**INPUT DATA**
☆ ☆ ☆ ☆ ☆
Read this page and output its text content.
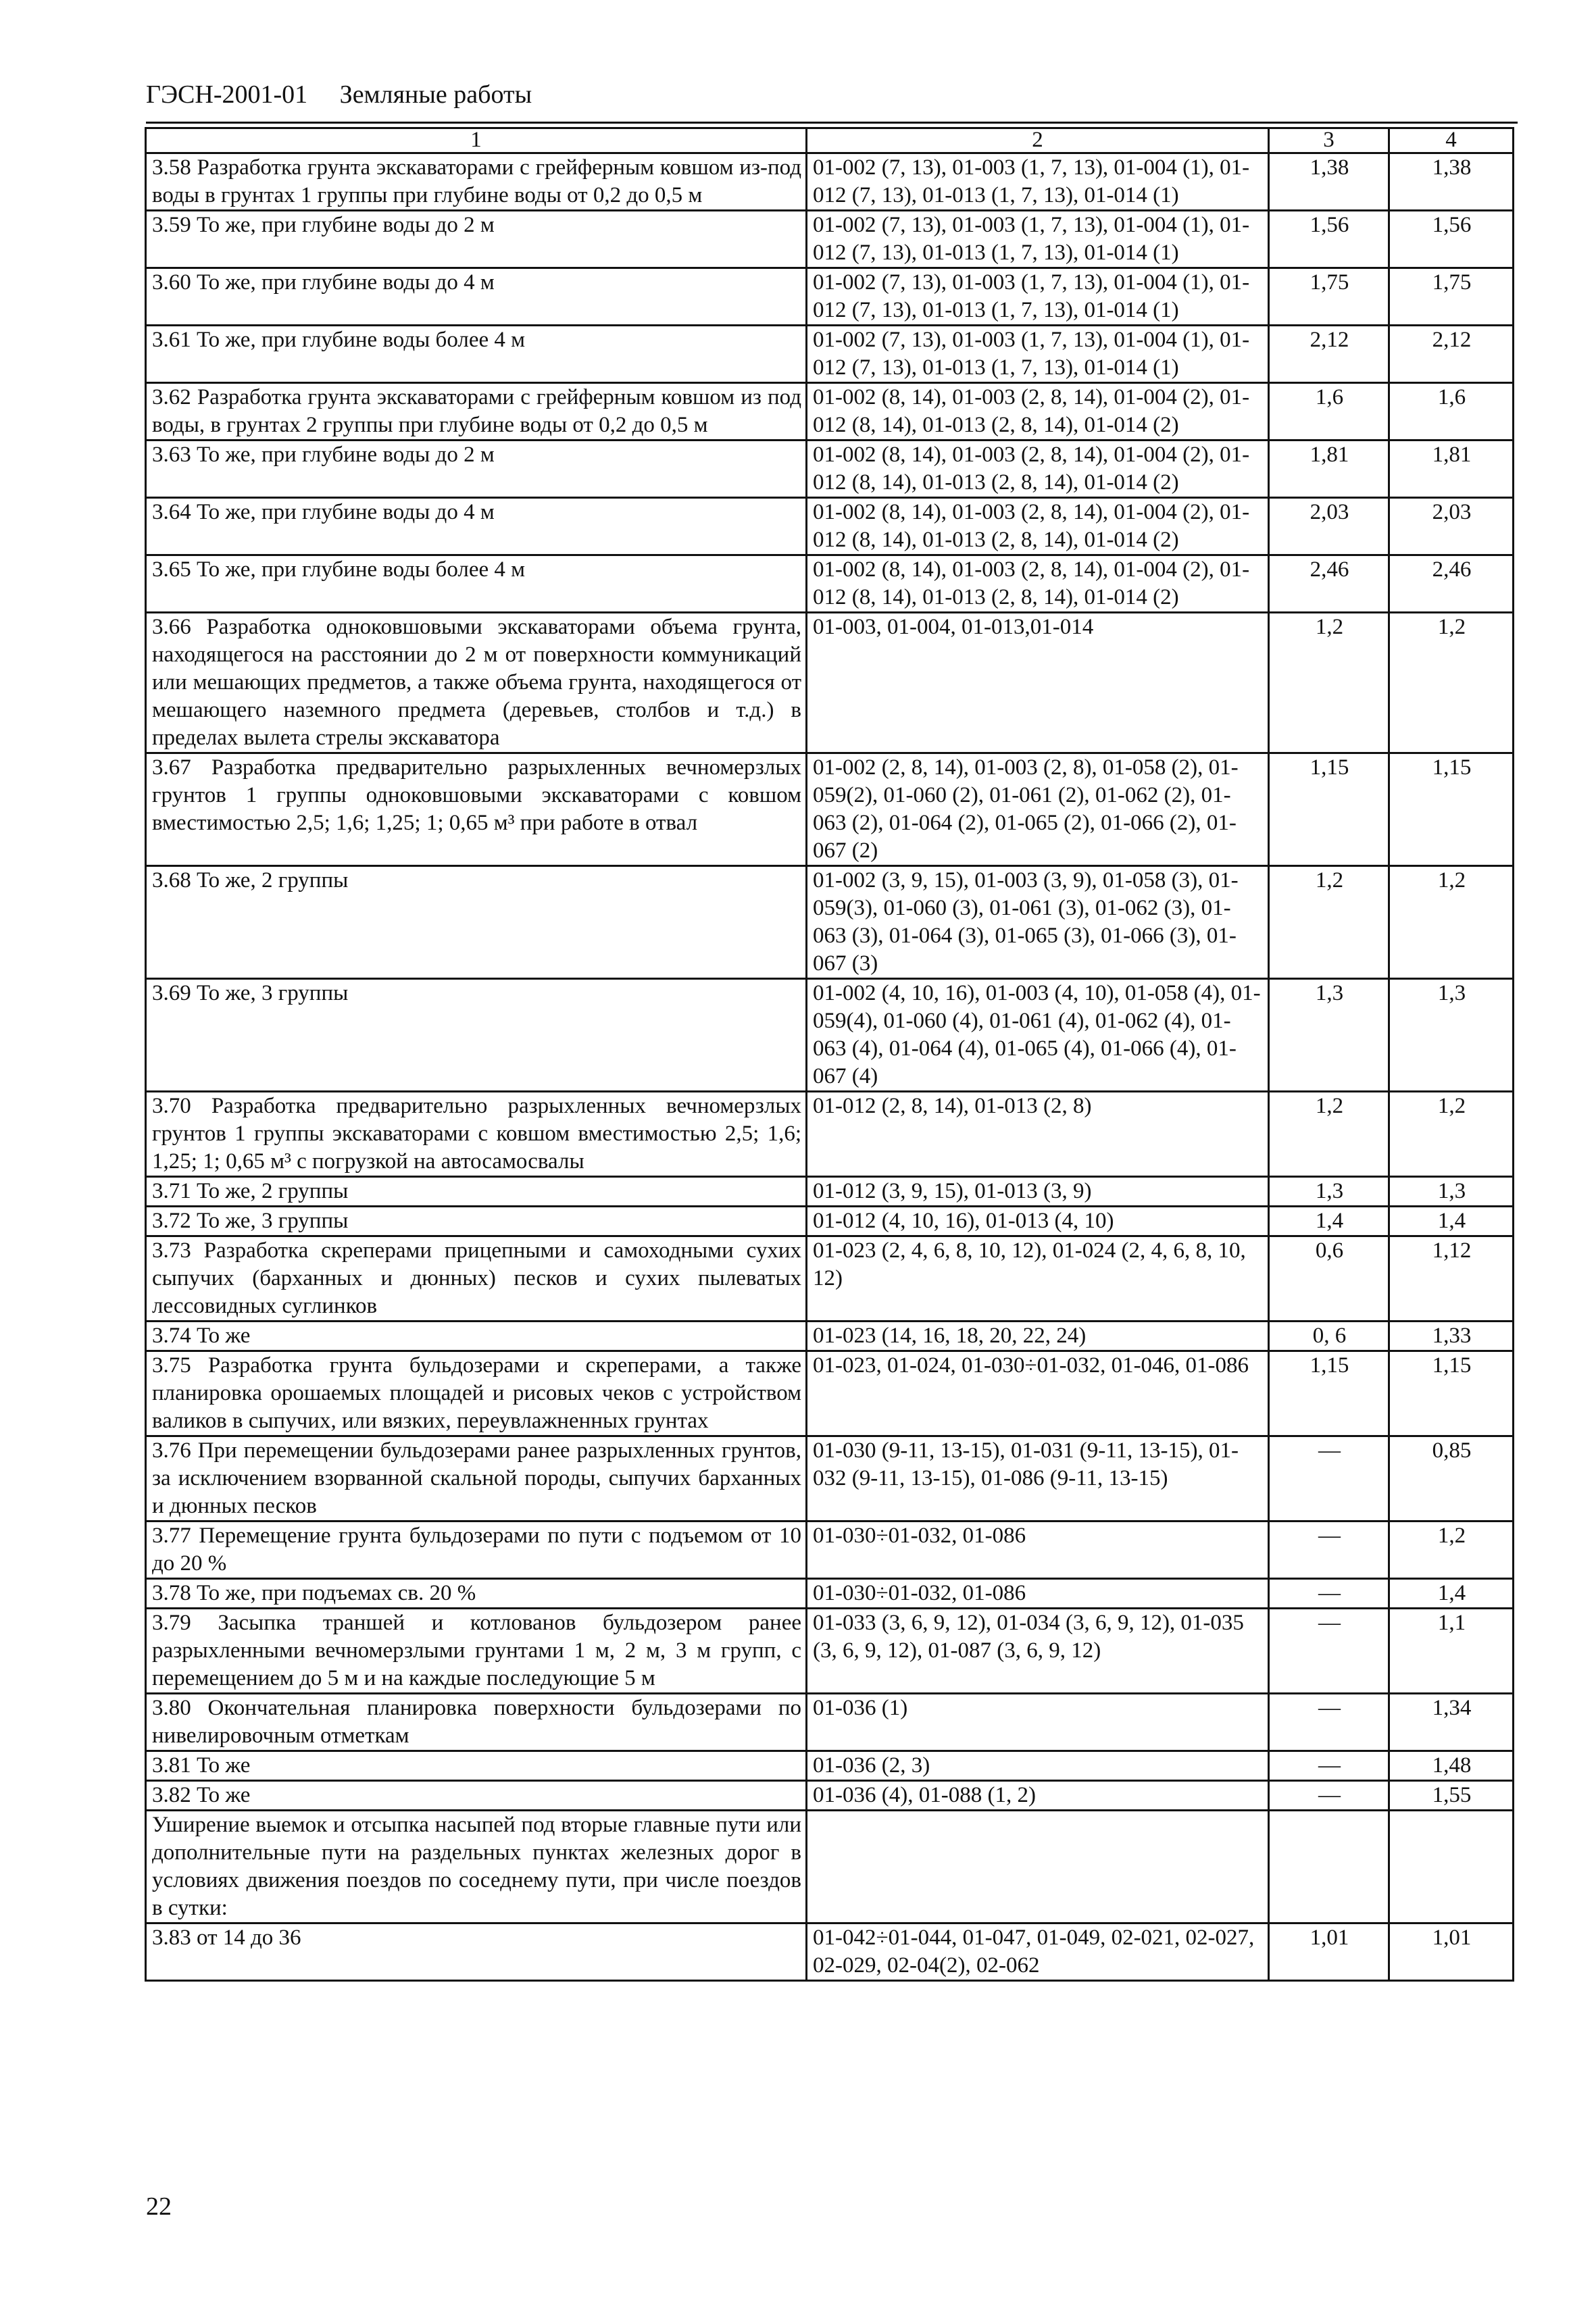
ГЭСН-2001-01 Земляные работы
1	2	3	4
3.58 Разработка грунта экскаваторами с грейферным ковшом из-под воды в грунтах 1 группы при глубине воды от 0,2 до 0,5 м	01-002 (7, 13), 01-003 (1, 7, 13), 01-004 (1), 01-012 (7, 13), 01-013 (1, 7, 13), 01-014 (1)	1,38	1,38
3.59 То же, при глубине воды до 2 м	01-002 (7, 13), 01-003 (1, 7, 13), 01-004 (1), 01-012 (7, 13), 01-013 (1, 7, 13), 01-014 (1)	1,56	1,56
3.60 То же, при глубине воды до 4 м	01-002 (7, 13), 01-003 (1, 7, 13), 01-004 (1), 01-012 (7, 13), 01-013 (1, 7, 13), 01-014 (1)	1,75	1,75
3.61 То же, при глубине воды более 4 м	01-002 (7, 13), 01-003 (1, 7, 13), 01-004 (1), 01-012 (7, 13), 01-013 (1, 7, 13), 01-014 (1)	2,12	2,12
3.62 Разработка грунта экскаваторами с грейферным ковшом из под воды, в грунтах 2 группы при глубине воды от 0,2 до 0,5 м	01-002 (8, 14), 01-003 (2, 8, 14), 01-004 (2), 01-012 (8, 14), 01-013 (2, 8, 14), 01-014 (2)	1,6	1,6
3.63 То же, при глубине воды до 2 м	01-002 (8, 14), 01-003 (2, 8, 14), 01-004 (2), 01-012 (8, 14), 01-013 (2, 8, 14), 01-014 (2)	1,81	1,81
3.64 То же, при глубине воды до 4 м	01-002 (8, 14), 01-003 (2, 8, 14), 01-004 (2), 01-012 (8, 14), 01-013 (2, 8, 14), 01-014 (2)	2,03	2,03
3.65 То же, при глубине воды более 4 м	01-002 (8, 14), 01-003 (2, 8, 14), 01-004 (2), 01-012 (8, 14), 01-013 (2, 8, 14), 01-014 (2)	2,46	2,46
3.66 Разработка одноковшовыми экскаваторами объема грунта, находящегося на расстоянии до 2 м от поверхности коммуникаций или мешающих предметов, а также объема грунта, находящегося от мешающего наземного предмета (деревьев, столбов и т.д.) в пределах вылета стрелы экскаватора	01-003, 01-004, 01-013,01-014	1,2	1,2
3.67 Разработка предварительно разрыхленных вечномерзлых грунтов 1 группы одноковшовыми экскаваторами с ковшом вместимостью 2,5; 1,6; 1,25; 1; 0,65 м³ при работе в отвал	01-002 (2, 8, 14), 01-003 (2, 8), 01-058 (2), 01-059(2), 01-060 (2), 01-061 (2), 01-062 (2), 01-063 (2), 01-064 (2), 01-065 (2), 01-066 (2), 01-067 (2)	1,15	1,15
3.68 То же, 2 группы	01-002 (3, 9, 15), 01-003 (3, 9), 01-058 (3), 01-059(3), 01-060 (3), 01-061 (3), 01-062 (3), 01-063 (3), 01-064 (3), 01-065 (3), 01-066 (3), 01-067 (3)	1,2	1,2
3.69 То же, 3 группы	01-002 (4, 10, 16), 01-003 (4, 10), 01-058 (4), 01-059(4), 01-060 (4), 01-061 (4), 01-062 (4), 01-063 (4), 01-064 (4), 01-065 (4), 01-066 (4), 01-067 (4)	1,3	1,3
3.70 Разработка предварительно разрыхленных вечномерзлых грунтов 1 группы экскаваторами с ковшом вместимостью 2,5; 1,6; 1,25; 1; 0,65 м³ с погрузкой на автосамосвалы	01-012 (2, 8, 14), 01-013 (2, 8)	1,2	1,2
3.71 То же, 2 группы	01-012 (3, 9, 15), 01-013 (3, 9)	1,3	1,3
3.72 То же, 3 группы	01-012 (4, 10, 16), 01-013 (4, 10)	1,4	1,4
3.73 Разработка скреперами прицепными и самоходными сухих сыпучих (барханных и дюнных) песков и сухих пылеватых лессовидных суглинков	01-023 (2, 4, 6, 8, 10, 12), 01-024 (2, 4, 6, 8, 10, 12)	0,6	1,12
3.74 То же	01-023 (14, 16, 18, 20, 22, 24)	0, 6	1,33
3.75 Разработка грунта бульдозерами и скреперами, а также планировка орошаемых площадей и рисовых чеков с устройством валиков в сыпучих, или вязких, переувлажненных грунтах	01-023, 01-024, 01-030÷01-032, 01-046, 01-086	1,15	1,15
3.76 При перемещении бульдозерами ранее разрыхленных грунтов, за исключением взорванной скальной породы, сыпучих барханных и дюнных песков	01-030 (9-11, 13-15), 01-031 (9-11, 13-15), 01-032 (9-11, 13-15), 01-086 (9-11, 13-15)	—	0,85
3.77 Перемещение грунта бульдозерами по пути с подъемом от 10 до 20 %	01-030÷01-032, 01-086	—	1,2
3.78 То же, при подъемах св. 20 %	01-030÷01-032, 01-086	—	1,4
3.79 Засыпка траншей и котлованов бульдозером ранее разрыхленными вечномерзлыми грунтами 1 м, 2 м, 3 м групп, с перемещением до 5 м и на каждые последующие 5 м	01-033 (3, 6, 9, 12), 01-034 (3, 6, 9, 12), 01-035 (3, 6, 9, 12), 01-087 (3, 6, 9, 12)	—	1,1
3.80 Окончательная планировка поверхности бульдозерами по нивелировочным отметкам	01-036 (1)	—	1,34
3.81 То же	01-036 (2, 3)	—	1,48
3.82 То же	01-036 (4), 01-088 (1, 2)	—	1,55
Уширение выемок и отсыпка насыпей под вторые главные пути или дополнительные пути на раздельных пунктах железных дорог в условиях движения поездов по соседнему пути, при числе поездов в сутки:			
3.83 от 14 до 36	01-042÷01-044, 01-047, 01-049, 02-021, 02-027, 02-029, 02-04(2), 02-062	1,01	1,01
22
☆ ☆ ☆ ☆ ☆
**GOAL**
Write out every line from the entries where "поверхности" appears.

**EXERCISE ANSWER**
3.66 Разработка одноковшовыми экскаваторами объема грунта, находящегося на расстоянии до 2 м от поверхности коммуникаций или мешающих предметов, а также объема грунта, находящегося от мешающего наземного предмета (деревьев, столбов и т.д.) в пределах вылета стрелы экскаватора	01-003, 01-004, 01-013,01-014	1,2	1,2
3.80 Окончательная планировка поверхности бульдозерами по нивелировочным отметкам	01-036 (1)	—	1,34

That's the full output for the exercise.